Exercise description » Return every record verbatim.

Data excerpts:
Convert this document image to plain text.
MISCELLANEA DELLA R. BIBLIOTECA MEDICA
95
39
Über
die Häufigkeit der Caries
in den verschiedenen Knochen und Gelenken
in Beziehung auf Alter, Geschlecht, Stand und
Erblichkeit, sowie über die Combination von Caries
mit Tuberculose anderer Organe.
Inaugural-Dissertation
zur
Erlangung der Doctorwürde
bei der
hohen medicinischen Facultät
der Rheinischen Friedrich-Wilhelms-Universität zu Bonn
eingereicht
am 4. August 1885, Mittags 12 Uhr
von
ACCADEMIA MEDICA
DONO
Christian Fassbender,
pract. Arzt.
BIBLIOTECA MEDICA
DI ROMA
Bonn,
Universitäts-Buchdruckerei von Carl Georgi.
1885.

Reply to the exercise »
Convert this document image to plain text.
MISCELLANEA DELLA R. BIBLIOTECA MEDICA
95
39
Über
die Häufigkeit der Caries
in den verschiedenen Knochen und Gelenken
in Beziehung auf Alter, Geschlecht, Stand und
Erblichkeit, sowie über die Combination von Caries
mit Tuberculose anderer Organe.
Inaugural-Dissertation
zur
Erlangung der Doctorwürde
bei der
hohen medicinischen Facultät
der Rheinischen Friedrich-Wilhelms-Universität zu Bonn
eingereicht
am 4. August 1885, Mittags 12 Uhr
von
ACCADEMIA MEDICA
DONO
Christian Fassbender,
pract. Arzt.
BIBLIOTECA MEDICA
DI ROMA
Bonn,
Universitäts-Buchdruckerei von Carl Georgi.
1885.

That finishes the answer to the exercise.